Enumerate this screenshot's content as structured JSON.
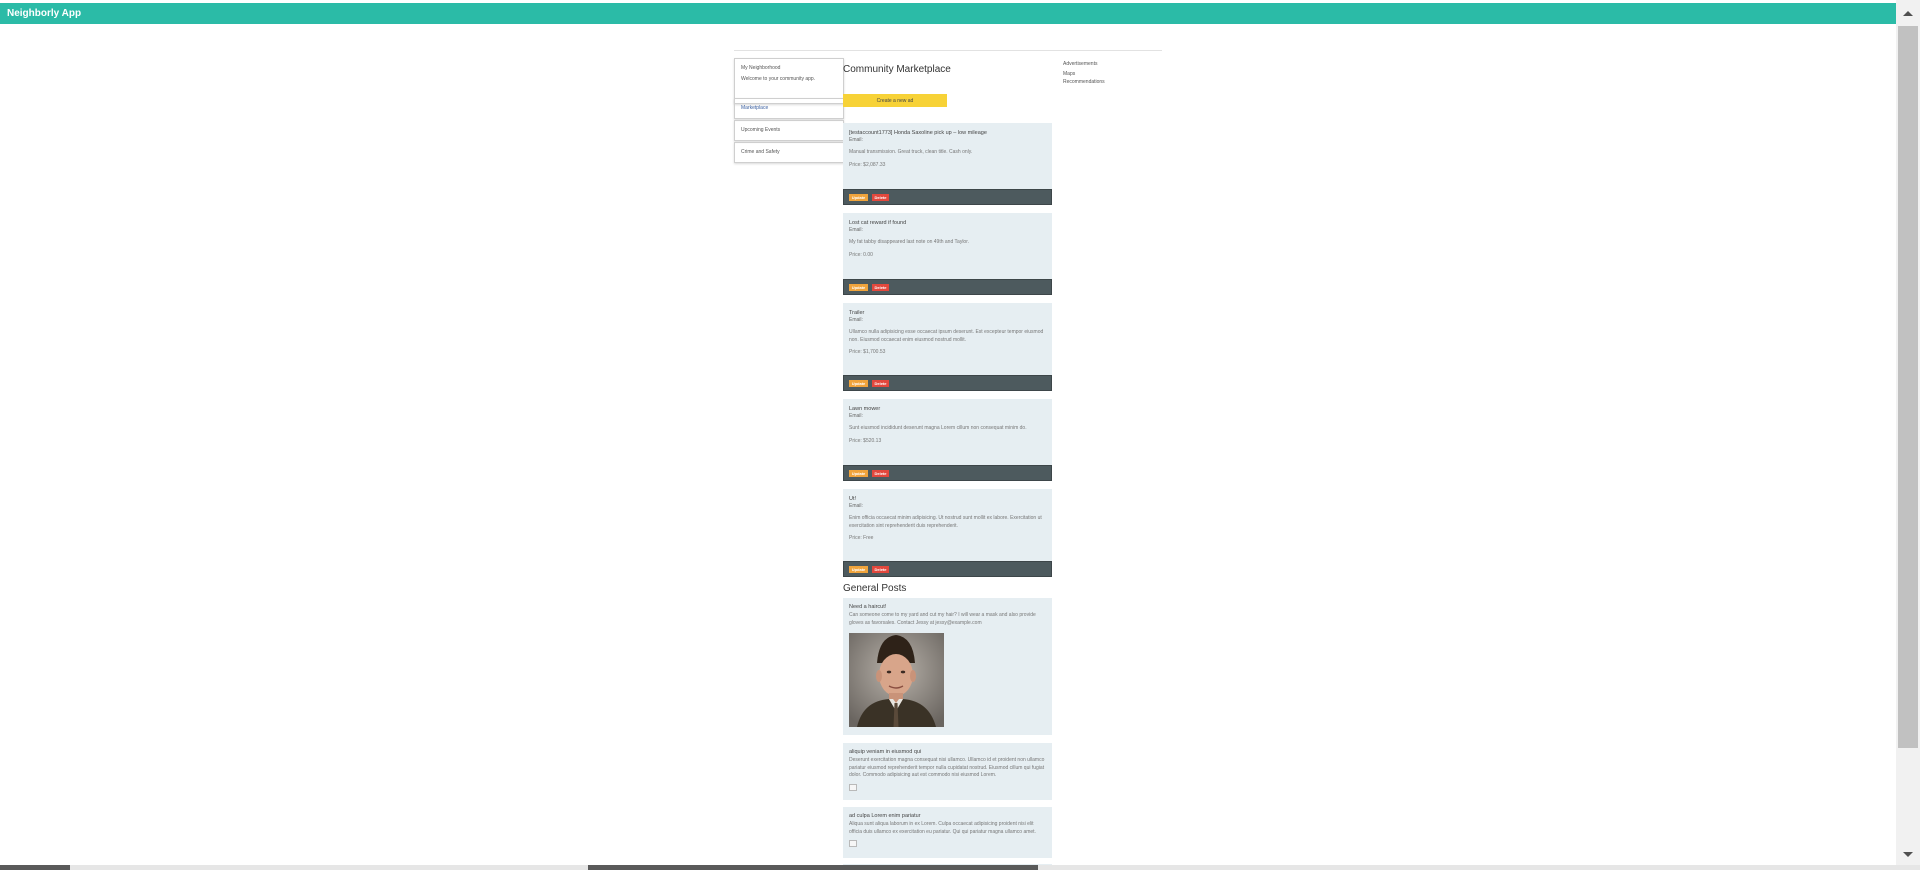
{
  "app": {
    "title": "Neighborly App"
  },
  "sidebar": {
    "neighborhood_name": "My Neighborhood",
    "welcome": "Welcome to your community app.",
    "nav": [
      {
        "label": "Marketplace",
        "active": true
      },
      {
        "label": "Upcoming Events",
        "active": false
      },
      {
        "label": "Crime and Safety",
        "active": false
      }
    ]
  },
  "right_links": [
    "Advertisements",
    "Maps",
    "Recommendations"
  ],
  "marketplace": {
    "title": "Community Marketplace",
    "create_label": "Create a new ad",
    "update_label": "Update",
    "delete_label": "Delete",
    "ads": [
      {
        "title": "[testaccount1773] Honda Saxoline pick up – low mileage",
        "email": "Email:",
        "description": "Manual transmission. Great truck, clean title. Cash only.",
        "price": "Price: $2,087.33"
      },
      {
        "title": "Lost cat reward if found",
        "email": "Email:",
        "description": "My fat tabby disappeared last note on 49th and Taylor.",
        "price": "Price: 0.00"
      },
      {
        "title": "Trailer",
        "email": "Email:",
        "description": "Ullamco nulla adipisicing esse occaecat ipsum deserunt. Est excepteur tempor eiusmod non. Eiusmod occaecat enim eiusmod nostrud mollit.",
        "price": "Price: $1,700.53"
      },
      {
        "title": "Lawn mower",
        "email": "Email:",
        "description": "Sunt eiusmod incididunt deserunt magna Lorem cillum non consequat minim do.",
        "price": "Price: $520.13"
      },
      {
        "title": "Ut!",
        "email": "Email:",
        "description": "Enim officia occaecat minim adipisicing. Ut nostrud sunt mollit ex labore. Exercitation ut exercitation sint reprehenderit duis reprehenderit.",
        "price": "Price: Free"
      }
    ]
  },
  "general": {
    "title": "General Posts",
    "posts": [
      {
        "title": "Need a haircut!",
        "text": "Can someone come to my yard and cut my hair? I will wear a mask and also provide gloves as favorsales. Contact Jessy at jessy@example.com",
        "has_photo": true
      },
      {
        "title": "aliquip veniam in eiusmod qui",
        "text": "Deserunt exercitation magna consequat nisi ullamco. Ullamco id et proident non ullamco pariatur eiusmod reprehenderit tempor nulla cupidatat nostrud. Eiusmod cillum qui fugiat dolor. Commodo adipisicing aut est commodo nisi eiusmod Lorem.",
        "has_photo": false
      },
      {
        "title": "ad culpa Lorem enim pariatur",
        "text": "Aliqua sunt aliqua laborum in ex Lorem. Culpa occaecat adipisicing proident nisi elit officia duis ullamco ex exercitation eu pariatur. Qui qui pariatur magna ullamco amet.",
        "has_photo": false
      }
    ]
  },
  "colors": {
    "topbar": "#2bbba7",
    "card": "#e6eef2",
    "toolbar": "#4d5a5e",
    "create_button": "#f7d237",
    "update_button": "#f0a43c",
    "delete_button": "#e2483d"
  }
}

### What you are asked to do
Reproduce the records above exactly, leaving out every picture they contain.

### Full answer
Enumerate this screenshot's content as structured JSON.
{
  "app": {
    "title": "Neighborly App"
  },
  "sidebar": {
    "neighborhood_name": "My Neighborhood",
    "welcome": "Welcome to your community app.",
    "nav": [
      {
        "label": "Marketplace",
        "active": true
      },
      {
        "label": "Upcoming Events",
        "active": false
      },
      {
        "label": "Crime and Safety",
        "active": false
      }
    ]
  },
  "right_links": [
    "Advertisements",
    "Maps",
    "Recommendations"
  ],
  "marketplace": {
    "title": "Community Marketplace",
    "create_label": "Create a new ad",
    "update_label": "Update",
    "delete_label": "Delete",
    "ads": [
      {
        "title": "[testaccount1773] Honda Saxoline pick up – low mileage",
        "email": "Email:",
        "description": "Manual transmission. Great truck, clean title. Cash only.",
        "price": "Price: $2,087.33"
      },
      {
        "title": "Lost cat reward if found",
        "email": "Email:",
        "description": "My fat tabby disappeared last note on 49th and Taylor.",
        "price": "Price: 0.00"
      },
      {
        "title": "Trailer",
        "email": "Email:",
        "description": "Ullamco nulla adipisicing esse occaecat ipsum deserunt. Est excepteur tempor eiusmod non. Eiusmod occaecat enim eiusmod nostrud mollit.",
        "price": "Price: $1,700.53"
      },
      {
        "title": "Lawn mower",
        "email": "Email:",
        "description": "Sunt eiusmod incididunt deserunt magna Lorem cillum non consequat minim do.",
        "price": "Price: $520.13"
      },
      {
        "title": "Ut!",
        "email": "Email:",
        "description": "Enim officia occaecat minim adipisicing. Ut nostrud sunt mollit ex labore. Exercitation ut exercitation sint reprehenderit duis reprehenderit.",
        "price": "Price: Free"
      }
    ]
  },
  "general": {
    "title": "General Posts",
    "posts": [
      {
        "title": "Need a haircut!",
        "text": "Can someone come to my yard and cut my hair? I will wear a mask and also provide gloves as favorsales. Contact Jessy at jessy@example.com",
        "has_photo": true
      },
      {
        "title": "aliquip veniam in eiusmod qui",
        "text": "Deserunt exercitation magna consequat nisi ullamco. Ullamco id et proident non ullamco pariatur eiusmod reprehenderit tempor nulla cupidatat nostrud. Eiusmod cillum qui fugiat dolor. Commodo adipisicing aut est commodo nisi eiusmod Lorem.",
        "has_photo": false
      },
      {
        "title": "ad culpa Lorem enim pariatur",
        "text": "Aliqua sunt aliqua laborum in ex Lorem. Culpa occaecat adipisicing proident nisi elit officia duis ullamco ex exercitation eu pariatur. Qui qui pariatur magna ullamco amet.",
        "has_photo": false
      }
    ]
  },
  "colors": {
    "topbar": "#2bbba7",
    "card": "#e6eef2",
    "toolbar": "#4d5a5e",
    "create_button": "#f7d237",
    "update_button": "#f0a43c",
    "delete_button": "#e2483d"
  }
}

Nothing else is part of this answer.